**Task**: The answer must repeat every record exactly, with all pictures omitted.

(Data records)
=== Begin Enclosure ===

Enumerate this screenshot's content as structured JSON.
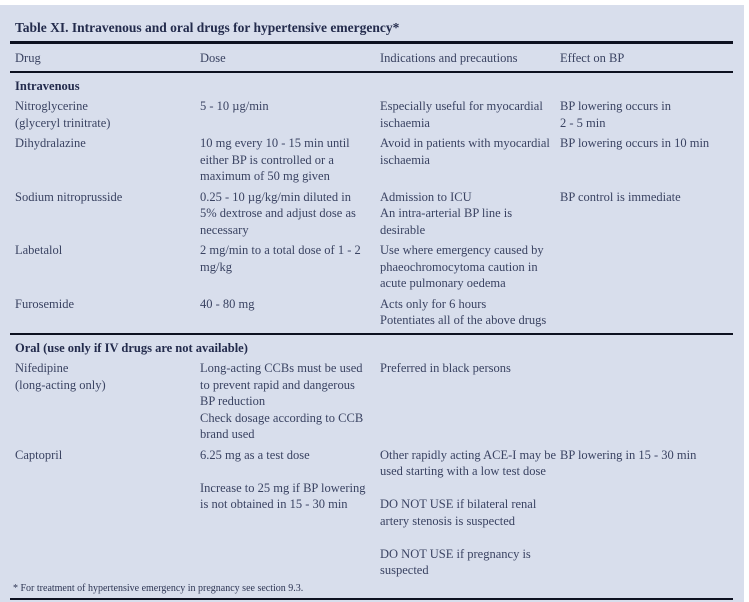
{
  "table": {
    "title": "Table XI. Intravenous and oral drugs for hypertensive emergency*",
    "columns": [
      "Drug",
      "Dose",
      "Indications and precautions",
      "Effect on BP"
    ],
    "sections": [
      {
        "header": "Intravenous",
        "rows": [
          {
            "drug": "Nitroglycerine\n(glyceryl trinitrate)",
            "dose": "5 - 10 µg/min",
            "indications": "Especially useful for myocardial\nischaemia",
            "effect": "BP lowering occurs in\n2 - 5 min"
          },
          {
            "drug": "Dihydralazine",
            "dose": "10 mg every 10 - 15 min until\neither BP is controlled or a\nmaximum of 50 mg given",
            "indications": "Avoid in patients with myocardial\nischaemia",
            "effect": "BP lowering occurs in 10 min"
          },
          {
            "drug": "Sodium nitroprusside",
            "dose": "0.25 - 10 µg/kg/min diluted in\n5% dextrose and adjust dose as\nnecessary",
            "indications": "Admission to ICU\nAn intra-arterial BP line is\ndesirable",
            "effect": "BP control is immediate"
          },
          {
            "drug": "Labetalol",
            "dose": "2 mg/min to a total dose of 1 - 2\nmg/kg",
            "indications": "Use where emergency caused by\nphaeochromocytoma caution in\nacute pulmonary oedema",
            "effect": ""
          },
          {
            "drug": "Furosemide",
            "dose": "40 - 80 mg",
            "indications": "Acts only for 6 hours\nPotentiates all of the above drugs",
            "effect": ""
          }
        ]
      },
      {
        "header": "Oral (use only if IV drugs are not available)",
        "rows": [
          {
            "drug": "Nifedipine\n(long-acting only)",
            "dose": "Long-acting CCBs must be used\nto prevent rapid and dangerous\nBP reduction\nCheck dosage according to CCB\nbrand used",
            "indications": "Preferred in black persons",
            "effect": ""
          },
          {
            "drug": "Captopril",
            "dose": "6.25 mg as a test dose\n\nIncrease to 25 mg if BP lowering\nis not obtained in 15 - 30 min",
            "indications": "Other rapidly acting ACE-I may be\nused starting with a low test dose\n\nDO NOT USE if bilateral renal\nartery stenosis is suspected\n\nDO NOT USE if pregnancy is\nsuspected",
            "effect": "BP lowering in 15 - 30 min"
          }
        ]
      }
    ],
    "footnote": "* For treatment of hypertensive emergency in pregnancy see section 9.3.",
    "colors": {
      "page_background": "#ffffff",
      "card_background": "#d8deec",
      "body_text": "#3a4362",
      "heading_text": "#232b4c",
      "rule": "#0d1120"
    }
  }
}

=== End Enclosure ===

**The answer**:
Enumerate this screenshot's content as structured JSON.
{
  "table": {
    "title": "Table XI. Intravenous and oral drugs for hypertensive emergency*",
    "columns": [
      "Drug",
      "Dose",
      "Indications and precautions",
      "Effect on BP"
    ],
    "sections": [
      {
        "header": "Intravenous",
        "rows": [
          {
            "drug": "Nitroglycerine\n(glyceryl trinitrate)",
            "dose": "5 - 10 µg/min",
            "indications": "Especially useful for myocardial\nischaemia",
            "effect": "BP lowering occurs in\n2 - 5 min"
          },
          {
            "drug": "Dihydralazine",
            "dose": "10 mg every 10 - 15 min until\neither BP is controlled or a\nmaximum of 50 mg given",
            "indications": "Avoid in patients with myocardial\nischaemia",
            "effect": "BP lowering occurs in 10 min"
          },
          {
            "drug": "Sodium nitroprusside",
            "dose": "0.25 - 10 µg/kg/min diluted in\n5% dextrose and adjust dose as\nnecessary",
            "indications": "Admission to ICU\nAn intra-arterial BP line is\ndesirable",
            "effect": "BP control is immediate"
          },
          {
            "drug": "Labetalol",
            "dose": "2 mg/min to a total dose of 1 - 2\nmg/kg",
            "indications": "Use where emergency caused by\nphaeochromocytoma caution in\nacute pulmonary oedema",
            "effect": ""
          },
          {
            "drug": "Furosemide",
            "dose": "40 - 80 mg",
            "indications": "Acts only for 6 hours\nPotentiates all of the above drugs",
            "effect": ""
          }
        ]
      },
      {
        "header": "Oral (use only if IV drugs are not available)",
        "rows": [
          {
            "drug": "Nifedipine\n(long-acting only)",
            "dose": "Long-acting CCBs must be used\nto prevent rapid and dangerous\nBP reduction\nCheck dosage according to CCB\nbrand used",
            "indications": "Preferred in black persons",
            "effect": ""
          },
          {
            "drug": "Captopril",
            "dose": "6.25 mg as a test dose\n\nIncrease to 25 mg if BP lowering\nis not obtained in 15 - 30 min",
            "indications": "Other rapidly acting ACE-I may be\nused starting with a low test dose\n\nDO NOT USE if bilateral renal\nartery stenosis is suspected\n\nDO NOT USE if pregnancy is\nsuspected",
            "effect": "BP lowering in 15 - 30 min"
          }
        ]
      }
    ],
    "footnote": "* For treatment of hypertensive emergency in pregnancy see section 9.3.",
    "colors": {
      "page_background": "#ffffff",
      "card_background": "#d8deec",
      "body_text": "#3a4362",
      "heading_text": "#232b4c",
      "rule": "#0d1120"
    }
  }
}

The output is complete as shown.